*Requirement*: Take each line containing the word "Extract" and copy it.

>>>

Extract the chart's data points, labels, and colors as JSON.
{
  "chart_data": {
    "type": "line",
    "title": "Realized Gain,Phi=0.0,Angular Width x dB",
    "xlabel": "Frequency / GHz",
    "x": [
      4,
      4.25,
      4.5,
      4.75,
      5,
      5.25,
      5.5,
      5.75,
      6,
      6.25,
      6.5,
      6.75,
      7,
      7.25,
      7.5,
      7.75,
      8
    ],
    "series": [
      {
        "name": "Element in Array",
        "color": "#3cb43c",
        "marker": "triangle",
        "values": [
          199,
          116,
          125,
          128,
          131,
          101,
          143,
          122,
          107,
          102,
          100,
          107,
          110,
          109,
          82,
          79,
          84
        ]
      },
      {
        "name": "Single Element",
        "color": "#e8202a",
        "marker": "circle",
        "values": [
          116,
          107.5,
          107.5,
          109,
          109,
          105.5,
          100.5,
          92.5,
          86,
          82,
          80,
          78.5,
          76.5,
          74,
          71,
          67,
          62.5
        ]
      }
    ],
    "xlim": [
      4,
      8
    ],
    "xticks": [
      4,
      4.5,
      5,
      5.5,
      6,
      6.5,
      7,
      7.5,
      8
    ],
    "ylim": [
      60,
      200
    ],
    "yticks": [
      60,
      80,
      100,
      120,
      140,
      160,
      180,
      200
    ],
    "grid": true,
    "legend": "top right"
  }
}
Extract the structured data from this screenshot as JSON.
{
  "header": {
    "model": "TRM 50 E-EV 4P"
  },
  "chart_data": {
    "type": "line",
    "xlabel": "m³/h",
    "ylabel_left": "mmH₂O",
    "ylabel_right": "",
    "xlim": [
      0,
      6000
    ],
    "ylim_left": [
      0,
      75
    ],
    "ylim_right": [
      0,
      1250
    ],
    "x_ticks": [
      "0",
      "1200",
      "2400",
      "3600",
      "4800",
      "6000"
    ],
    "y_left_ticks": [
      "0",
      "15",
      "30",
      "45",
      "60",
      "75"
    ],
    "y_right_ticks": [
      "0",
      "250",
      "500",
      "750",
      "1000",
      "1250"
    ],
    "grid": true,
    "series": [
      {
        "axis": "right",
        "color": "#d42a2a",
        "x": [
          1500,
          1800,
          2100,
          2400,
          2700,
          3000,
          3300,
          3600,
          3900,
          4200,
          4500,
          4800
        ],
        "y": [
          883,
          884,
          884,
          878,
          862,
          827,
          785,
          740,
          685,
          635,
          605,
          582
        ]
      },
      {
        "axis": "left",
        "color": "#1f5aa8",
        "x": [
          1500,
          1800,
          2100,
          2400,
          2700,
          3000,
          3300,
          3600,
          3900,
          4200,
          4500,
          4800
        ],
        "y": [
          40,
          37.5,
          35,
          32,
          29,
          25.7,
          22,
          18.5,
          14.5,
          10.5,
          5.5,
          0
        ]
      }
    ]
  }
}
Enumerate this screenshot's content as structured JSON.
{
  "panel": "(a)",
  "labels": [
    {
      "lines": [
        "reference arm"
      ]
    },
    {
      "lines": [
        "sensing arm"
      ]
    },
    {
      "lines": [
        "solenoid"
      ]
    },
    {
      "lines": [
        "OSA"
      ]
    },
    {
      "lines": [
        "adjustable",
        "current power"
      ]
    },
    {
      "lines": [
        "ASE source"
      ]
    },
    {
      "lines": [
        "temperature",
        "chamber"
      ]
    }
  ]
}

<<<

*Finished task*:
Extract the chart's data points, labels, and colors as JSON.
Extract the structured data from this screenshot as JSON.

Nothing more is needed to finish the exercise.